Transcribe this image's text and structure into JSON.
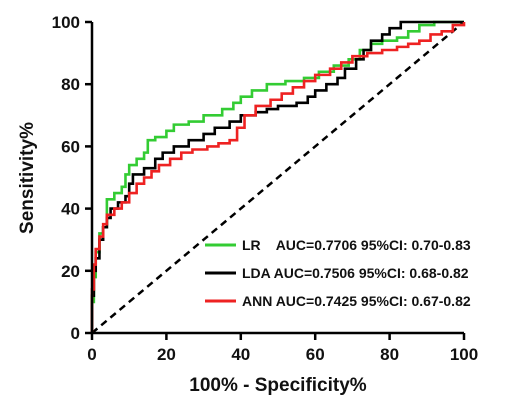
{
  "chart_data": {
    "type": "line",
    "title": "",
    "xlabel": "100% - Specificity%",
    "ylabel": "Sensitivity%",
    "xlim": [
      0,
      100
    ],
    "ylim": [
      0,
      100
    ],
    "xticks": [
      "0",
      "20",
      "40",
      "60",
      "80",
      "100"
    ],
    "yticks": [
      "0",
      "20",
      "40",
      "60",
      "80",
      "100"
    ],
    "grid": false,
    "legend_position": "bottom-right",
    "reference_line": {
      "style": "dashed",
      "color": "#000000",
      "points": [
        [
          0,
          0
        ],
        [
          100,
          100
        ]
      ]
    },
    "series": [
      {
        "name": "LR",
        "label": "LR    AUC=0.7706 95%CI: 0.70-0.83",
        "color": "#33cc33",
        "points": [
          [
            0,
            0
          ],
          [
            0,
            10
          ],
          [
            0.5,
            18
          ],
          [
            1,
            23
          ],
          [
            1,
            26
          ],
          [
            2,
            28
          ],
          [
            2,
            32
          ],
          [
            3,
            34
          ],
          [
            4,
            38
          ],
          [
            4,
            43
          ],
          [
            6,
            45
          ],
          [
            8,
            47
          ],
          [
            9,
            51
          ],
          [
            10,
            54
          ],
          [
            12,
            56
          ],
          [
            14,
            58
          ],
          [
            15,
            62
          ],
          [
            17,
            63
          ],
          [
            20,
            65
          ],
          [
            22,
            67
          ],
          [
            26,
            68
          ],
          [
            30,
            70
          ],
          [
            35,
            72
          ],
          [
            38,
            74
          ],
          [
            40,
            76
          ],
          [
            43,
            78
          ],
          [
            47,
            80
          ],
          [
            52,
            81
          ],
          [
            57,
            82
          ],
          [
            61,
            84
          ],
          [
            65,
            86
          ],
          [
            69,
            88
          ],
          [
            72,
            91
          ],
          [
            75,
            93
          ],
          [
            78,
            94
          ],
          [
            82,
            95
          ],
          [
            85,
            97
          ],
          [
            88,
            99
          ],
          [
            92,
            100
          ],
          [
            100,
            100
          ]
        ]
      },
      {
        "name": "LDA",
        "label": "LDA AUC=0.7506 95%CI: 0.68-0.82",
        "color": "#000000",
        "points": [
          [
            0,
            0
          ],
          [
            0,
            12
          ],
          [
            0.5,
            20
          ],
          [
            1,
            24
          ],
          [
            2,
            30
          ],
          [
            3,
            34
          ],
          [
            4,
            37
          ],
          [
            5,
            40
          ],
          [
            7,
            42
          ],
          [
            9,
            44
          ],
          [
            10,
            48
          ],
          [
            11,
            51
          ],
          [
            14,
            53
          ],
          [
            17,
            56
          ],
          [
            19,
            58
          ],
          [
            22,
            60
          ],
          [
            26,
            62
          ],
          [
            30,
            64
          ],
          [
            33,
            66
          ],
          [
            37,
            68
          ],
          [
            40,
            70
          ],
          [
            44,
            71
          ],
          [
            47,
            72
          ],
          [
            50,
            73
          ],
          [
            55,
            74
          ],
          [
            58,
            76
          ],
          [
            60,
            78
          ],
          [
            63,
            80
          ],
          [
            66,
            82
          ],
          [
            68,
            85
          ],
          [
            71,
            88
          ],
          [
            73,
            91
          ],
          [
            75,
            94
          ],
          [
            78,
            96
          ],
          [
            80,
            98
          ],
          [
            83,
            100
          ],
          [
            100,
            100
          ]
        ]
      },
      {
        "name": "ANN",
        "label": "ANN AUC=0.7425 95%CI: 0.67-0.82",
        "color": "#ee2222",
        "points": [
          [
            0,
            0
          ],
          [
            0,
            14
          ],
          [
            0.5,
            22
          ],
          [
            1,
            27
          ],
          [
            2,
            31
          ],
          [
            3,
            35
          ],
          [
            4,
            38
          ],
          [
            6,
            40
          ],
          [
            8,
            42
          ],
          [
            10,
            45
          ],
          [
            12,
            48
          ],
          [
            14,
            50
          ],
          [
            16,
            52
          ],
          [
            18,
            54
          ],
          [
            21,
            56
          ],
          [
            24,
            58
          ],
          [
            27,
            59
          ],
          [
            31,
            60
          ],
          [
            34,
            61
          ],
          [
            37,
            62
          ],
          [
            39,
            66
          ],
          [
            41,
            70
          ],
          [
            44,
            73
          ],
          [
            48,
            75
          ],
          [
            51,
            77
          ],
          [
            54,
            79
          ],
          [
            57,
            81
          ],
          [
            60,
            83
          ],
          [
            64,
            85
          ],
          [
            67,
            87
          ],
          [
            70,
            89
          ],
          [
            74,
            90
          ],
          [
            78,
            91
          ],
          [
            82,
            92
          ],
          [
            85,
            93
          ],
          [
            88,
            94
          ],
          [
            91,
            96
          ],
          [
            94,
            97
          ],
          [
            97,
            99
          ],
          [
            100,
            100
          ]
        ]
      }
    ]
  }
}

-------

WRITTEN PROBLEM:
Restate the full listing verbatim and drop every picture.

OUTPUT OF THE TASK:
Transcribe this image's text and structure into JSON.
{
  "chart_data": {
    "type": "line",
    "title": "",
    "xlabel": "100% - Specificity%",
    "ylabel": "Sensitivity%",
    "xlim": [
      0,
      100
    ],
    "ylim": [
      0,
      100
    ],
    "xticks": [
      "0",
      "20",
      "40",
      "60",
      "80",
      "100"
    ],
    "yticks": [
      "0",
      "20",
      "40",
      "60",
      "80",
      "100"
    ],
    "grid": false,
    "legend_position": "bottom-right",
    "reference_line": {
      "style": "dashed",
      "color": "#000000",
      "points": [
        [
          0,
          0
        ],
        [
          100,
          100
        ]
      ]
    },
    "series": [
      {
        "name": "LR",
        "label": "LR    AUC=0.7706 95%CI: 0.70-0.83",
        "color": "#33cc33",
        "points": [
          [
            0,
            0
          ],
          [
            0,
            10
          ],
          [
            0.5,
            18
          ],
          [
            1,
            23
          ],
          [
            1,
            26
          ],
          [
            2,
            28
          ],
          [
            2,
            32
          ],
          [
            3,
            34
          ],
          [
            4,
            38
          ],
          [
            4,
            43
          ],
          [
            6,
            45
          ],
          [
            8,
            47
          ],
          [
            9,
            51
          ],
          [
            10,
            54
          ],
          [
            12,
            56
          ],
          [
            14,
            58
          ],
          [
            15,
            62
          ],
          [
            17,
            63
          ],
          [
            20,
            65
          ],
          [
            22,
            67
          ],
          [
            26,
            68
          ],
          [
            30,
            70
          ],
          [
            35,
            72
          ],
          [
            38,
            74
          ],
          [
            40,
            76
          ],
          [
            43,
            78
          ],
          [
            47,
            80
          ],
          [
            52,
            81
          ],
          [
            57,
            82
          ],
          [
            61,
            84
          ],
          [
            65,
            86
          ],
          [
            69,
            88
          ],
          [
            72,
            91
          ],
          [
            75,
            93
          ],
          [
            78,
            94
          ],
          [
            82,
            95
          ],
          [
            85,
            97
          ],
          [
            88,
            99
          ],
          [
            92,
            100
          ],
          [
            100,
            100
          ]
        ]
      },
      {
        "name": "LDA",
        "label": "LDA AUC=0.7506 95%CI: 0.68-0.82",
        "color": "#000000",
        "points": [
          [
            0,
            0
          ],
          [
            0,
            12
          ],
          [
            0.5,
            20
          ],
          [
            1,
            24
          ],
          [
            2,
            30
          ],
          [
            3,
            34
          ],
          [
            4,
            37
          ],
          [
            5,
            40
          ],
          [
            7,
            42
          ],
          [
            9,
            44
          ],
          [
            10,
            48
          ],
          [
            11,
            51
          ],
          [
            14,
            53
          ],
          [
            17,
            56
          ],
          [
            19,
            58
          ],
          [
            22,
            60
          ],
          [
            26,
            62
          ],
          [
            30,
            64
          ],
          [
            33,
            66
          ],
          [
            37,
            68
          ],
          [
            40,
            70
          ],
          [
            44,
            71
          ],
          [
            47,
            72
          ],
          [
            50,
            73
          ],
          [
            55,
            74
          ],
          [
            58,
            76
          ],
          [
            60,
            78
          ],
          [
            63,
            80
          ],
          [
            66,
            82
          ],
          [
            68,
            85
          ],
          [
            71,
            88
          ],
          [
            73,
            91
          ],
          [
            75,
            94
          ],
          [
            78,
            96
          ],
          [
            80,
            98
          ],
          [
            83,
            100
          ],
          [
            100,
            100
          ]
        ]
      },
      {
        "name": "ANN",
        "label": "ANN AUC=0.7425 95%CI: 0.67-0.82",
        "color": "#ee2222",
        "points": [
          [
            0,
            0
          ],
          [
            0,
            14
          ],
          [
            0.5,
            22
          ],
          [
            1,
            27
          ],
          [
            2,
            31
          ],
          [
            3,
            35
          ],
          [
            4,
            38
          ],
          [
            6,
            40
          ],
          [
            8,
            42
          ],
          [
            10,
            45
          ],
          [
            12,
            48
          ],
          [
            14,
            50
          ],
          [
            16,
            52
          ],
          [
            18,
            54
          ],
          [
            21,
            56
          ],
          [
            24,
            58
          ],
          [
            27,
            59
          ],
          [
            31,
            60
          ],
          [
            34,
            61
          ],
          [
            37,
            62
          ],
          [
            39,
            66
          ],
          [
            41,
            70
          ],
          [
            44,
            73
          ],
          [
            48,
            75
          ],
          [
            51,
            77
          ],
          [
            54,
            79
          ],
          [
            57,
            81
          ],
          [
            60,
            83
          ],
          [
            64,
            85
          ],
          [
            67,
            87
          ],
          [
            70,
            89
          ],
          [
            74,
            90
          ],
          [
            78,
            91
          ],
          [
            82,
            92
          ],
          [
            85,
            93
          ],
          [
            88,
            94
          ],
          [
            91,
            96
          ],
          [
            94,
            97
          ],
          [
            97,
            99
          ],
          [
            100,
            100
          ]
        ]
      }
    ]
  }
}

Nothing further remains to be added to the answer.